Direction: Send each entry back exactly as given, pictures excluded.

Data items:
■ ■ ■

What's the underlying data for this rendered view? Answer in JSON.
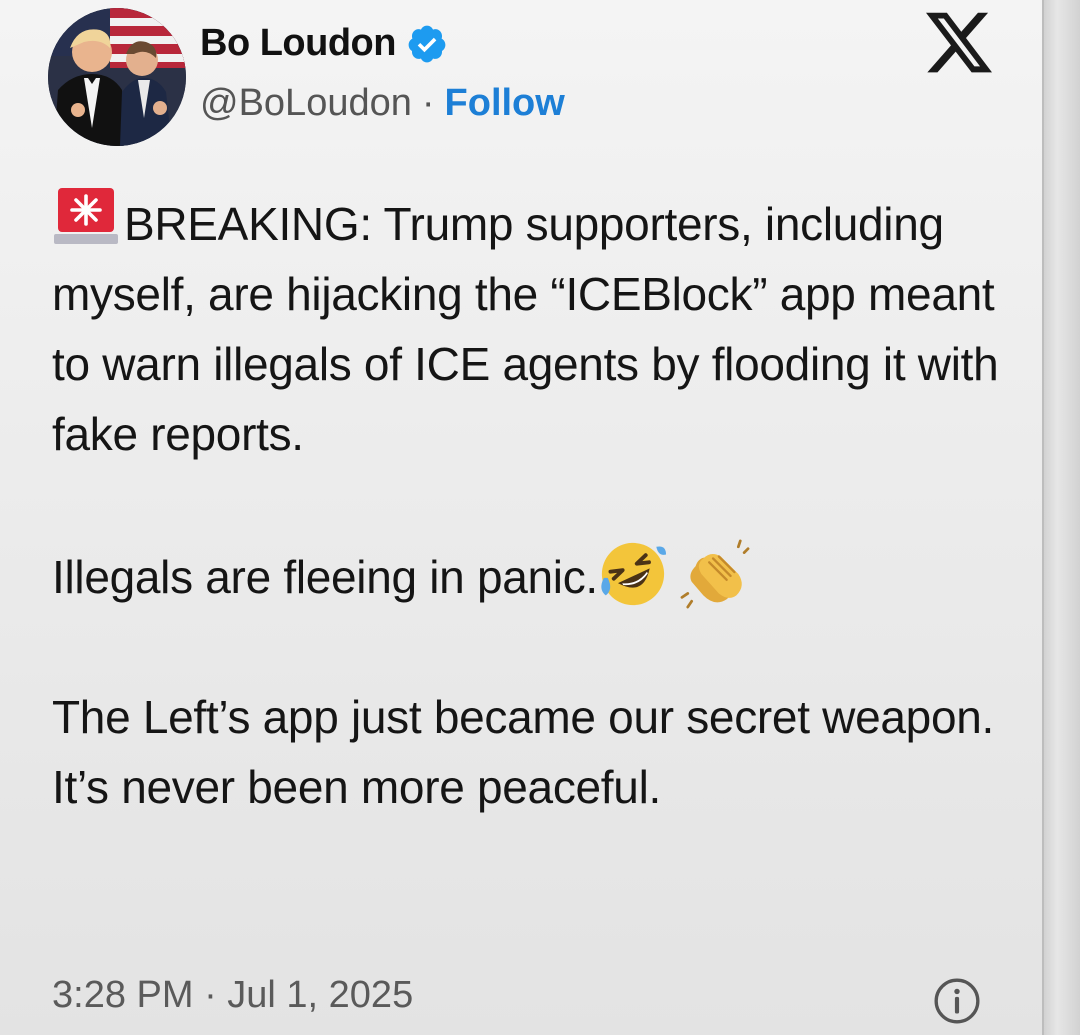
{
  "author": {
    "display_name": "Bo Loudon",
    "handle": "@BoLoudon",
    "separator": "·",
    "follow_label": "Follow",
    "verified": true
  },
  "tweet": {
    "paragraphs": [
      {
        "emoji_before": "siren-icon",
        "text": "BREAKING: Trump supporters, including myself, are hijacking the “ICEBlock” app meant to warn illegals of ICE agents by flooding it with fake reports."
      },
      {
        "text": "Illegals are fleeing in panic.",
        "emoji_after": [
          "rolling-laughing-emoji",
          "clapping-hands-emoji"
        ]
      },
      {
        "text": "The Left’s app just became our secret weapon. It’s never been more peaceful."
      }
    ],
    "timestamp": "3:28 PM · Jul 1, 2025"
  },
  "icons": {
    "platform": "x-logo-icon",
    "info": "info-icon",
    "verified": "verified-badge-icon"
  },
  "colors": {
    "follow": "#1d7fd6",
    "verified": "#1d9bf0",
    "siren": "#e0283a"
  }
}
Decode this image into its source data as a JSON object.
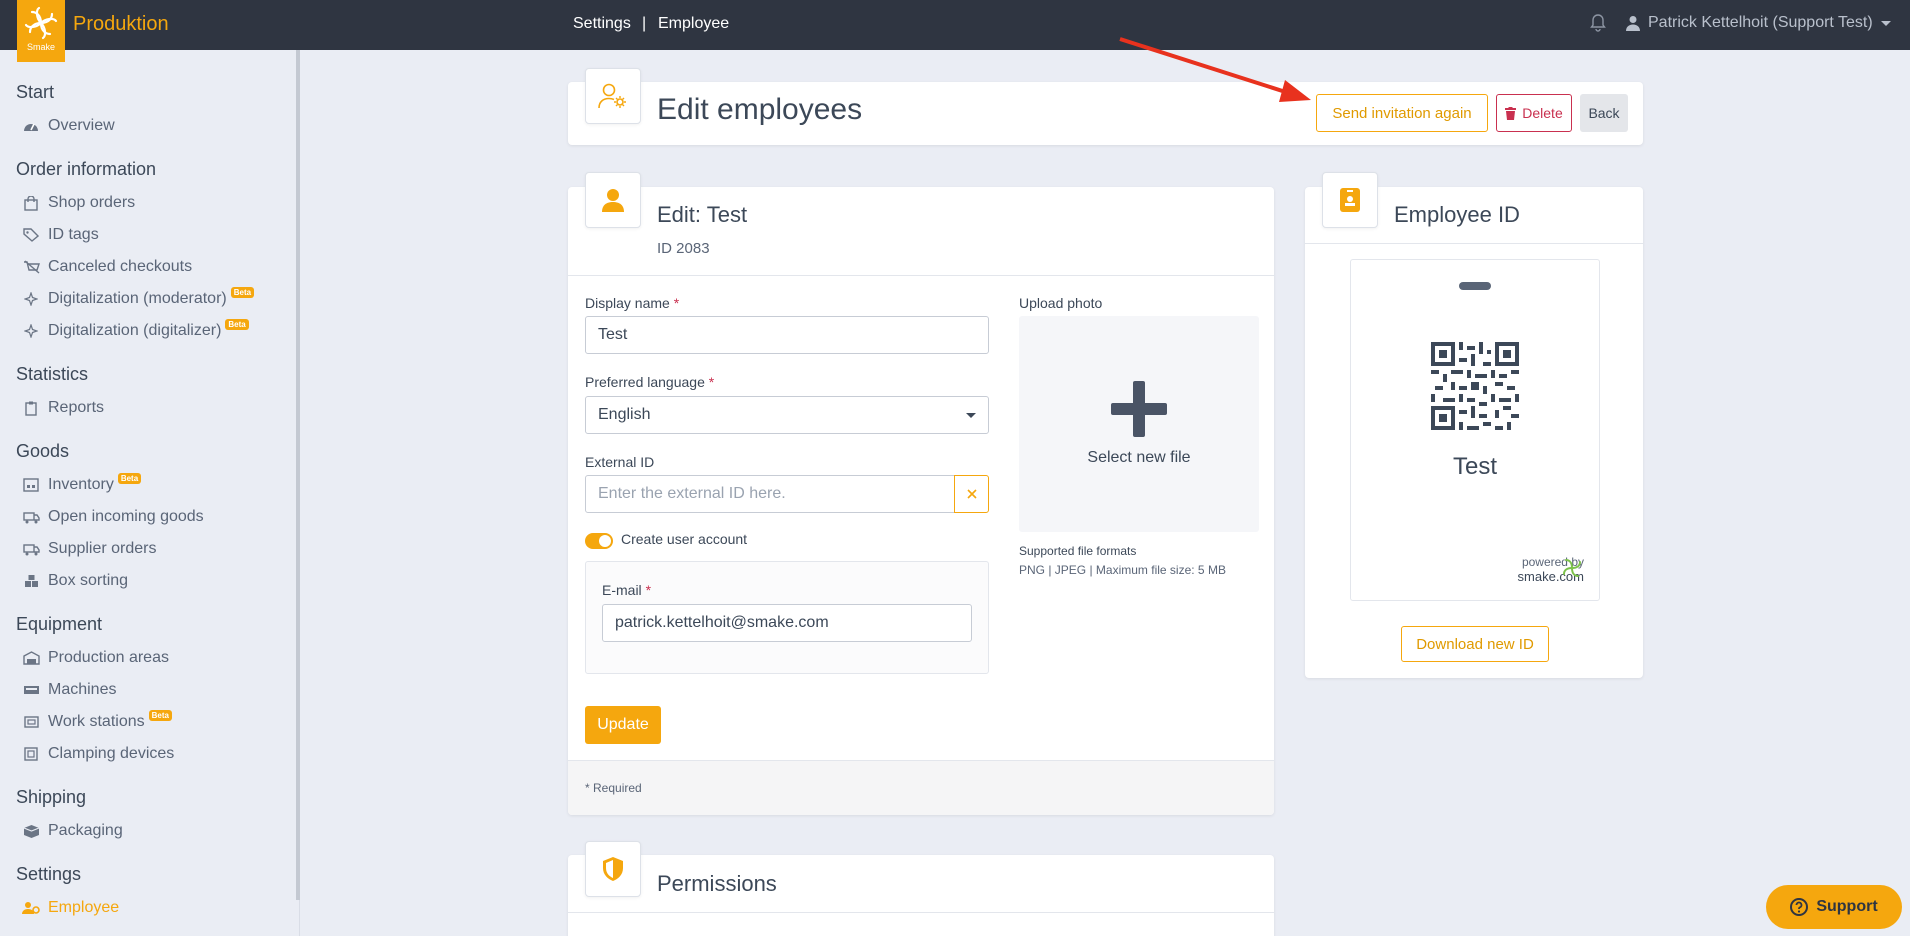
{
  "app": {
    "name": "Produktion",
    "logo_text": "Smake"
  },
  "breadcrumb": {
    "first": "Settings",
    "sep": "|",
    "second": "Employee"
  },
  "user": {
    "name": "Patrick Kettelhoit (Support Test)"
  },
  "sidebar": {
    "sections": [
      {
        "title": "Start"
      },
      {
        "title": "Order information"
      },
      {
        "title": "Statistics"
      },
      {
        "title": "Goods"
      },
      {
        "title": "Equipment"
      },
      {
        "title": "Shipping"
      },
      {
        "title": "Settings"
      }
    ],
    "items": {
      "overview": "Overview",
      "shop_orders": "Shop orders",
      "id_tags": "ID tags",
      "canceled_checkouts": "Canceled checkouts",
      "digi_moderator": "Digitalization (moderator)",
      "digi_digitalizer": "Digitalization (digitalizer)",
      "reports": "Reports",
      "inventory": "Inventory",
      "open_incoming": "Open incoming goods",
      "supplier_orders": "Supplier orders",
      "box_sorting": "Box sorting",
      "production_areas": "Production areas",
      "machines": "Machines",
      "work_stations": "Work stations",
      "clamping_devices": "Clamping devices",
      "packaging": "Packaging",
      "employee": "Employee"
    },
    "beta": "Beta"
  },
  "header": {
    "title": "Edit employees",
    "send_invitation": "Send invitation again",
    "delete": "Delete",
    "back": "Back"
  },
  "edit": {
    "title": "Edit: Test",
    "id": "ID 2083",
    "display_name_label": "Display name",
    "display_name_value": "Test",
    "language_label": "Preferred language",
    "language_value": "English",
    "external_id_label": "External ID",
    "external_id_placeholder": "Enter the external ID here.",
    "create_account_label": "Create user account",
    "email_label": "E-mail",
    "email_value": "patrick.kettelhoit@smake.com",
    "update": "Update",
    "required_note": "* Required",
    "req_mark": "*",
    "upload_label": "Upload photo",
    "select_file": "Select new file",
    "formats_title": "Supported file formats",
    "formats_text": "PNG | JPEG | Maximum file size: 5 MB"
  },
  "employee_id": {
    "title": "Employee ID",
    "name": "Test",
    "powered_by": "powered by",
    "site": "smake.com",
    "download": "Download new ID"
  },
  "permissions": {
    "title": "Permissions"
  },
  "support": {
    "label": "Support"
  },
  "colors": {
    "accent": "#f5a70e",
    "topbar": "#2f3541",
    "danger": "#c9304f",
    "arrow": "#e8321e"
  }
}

■ ■ ■

The reply:
What's the underlying data for this rendered view? Answer in JSON.
{
  "author": {
    "display_name": "Bo Loudon",
    "handle": "@BoLoudon",
    "separator": "·",
    "follow_label": "Follow",
    "verified": true
  },
  "tweet": {
    "paragraphs": [
      {
        "emoji_before": "siren-icon",
        "text": "BREAKING: Trump supporters, including myself, are hijacking the “ICEBlock” app meant to warn illegals of ICE agents by flooding it with fake reports."
      },
      {
        "text": "Illegals are fleeing in panic.",
        "emoji_after": [
          "rolling-laughing-emoji",
          "clapping-hands-emoji"
        ]
      },
      {
        "text": "The Left’s app just became our secret weapon. It’s never been more peaceful."
      }
    ],
    "timestamp": "3:28 PM · Jul 1, 2025"
  },
  "icons": {
    "platform": "x-logo-icon",
    "info": "info-icon",
    "verified": "verified-badge-icon"
  },
  "colors": {
    "follow": "#1d7fd6",
    "verified": "#1d9bf0",
    "siren": "#e0283a"
  }
}
Decode this image into its source data as a JSON object.
{
  "app": {
    "name": "Produktion",
    "logo_text": "Smake"
  },
  "breadcrumb": {
    "first": "Settings",
    "sep": "|",
    "second": "Employee"
  },
  "user": {
    "name": "Patrick Kettelhoit (Support Test)"
  },
  "sidebar": {
    "sections": [
      {
        "title": "Start"
      },
      {
        "title": "Order information"
      },
      {
        "title": "Statistics"
      },
      {
        "title": "Goods"
      },
      {
        "title": "Equipment"
      },
      {
        "title": "Shipping"
      },
      {
        "title": "Settings"
      }
    ],
    "items": {
      "overview": "Overview",
      "shop_orders": "Shop orders",
      "id_tags": "ID tags",
      "canceled_checkouts": "Canceled checkouts",
      "digi_moderator": "Digitalization (moderator)",
      "digi_digitalizer": "Digitalization (digitalizer)",
      "reports": "Reports",
      "inventory": "Inventory",
      "open_incoming": "Open incoming goods",
      "supplier_orders": "Supplier orders",
      "box_sorting": "Box sorting",
      "production_areas": "Production areas",
      "machines": "Machines",
      "work_stations": "Work stations",
      "clamping_devices": "Clamping devices",
      "packaging": "Packaging",
      "employee": "Employee"
    },
    "beta": "Beta"
  },
  "header": {
    "title": "Edit employees",
    "send_invitation": "Send invitation again",
    "delete": "Delete",
    "back": "Back"
  },
  "edit": {
    "title": "Edit: Test",
    "id": "ID 2083",
    "display_name_label": "Display name",
    "display_name_value": "Test",
    "language_label": "Preferred language",
    "language_value": "English",
    "external_id_label": "External ID",
    "external_id_placeholder": "Enter the external ID here.",
    "create_account_label": "Create user account",
    "email_label": "E-mail",
    "email_value": "patrick.kettelhoit@smake.com",
    "update": "Update",
    "required_note": "* Required",
    "req_mark": "*",
    "upload_label": "Upload photo",
    "select_file": "Select new file",
    "formats_title": "Supported file formats",
    "formats_text": "PNG | JPEG | Maximum file size: 5 MB"
  },
  "employee_id": {
    "title": "Employee ID",
    "name": "Test",
    "powered_by": "powered by",
    "site": "smake.com",
    "download": "Download new ID"
  },
  "permissions": {
    "title": "Permissions"
  },
  "support": {
    "label": "Support"
  },
  "colors": {
    "accent": "#f5a70e",
    "topbar": "#2f3541",
    "danger": "#c9304f",
    "arrow": "#e8321e"
  }
}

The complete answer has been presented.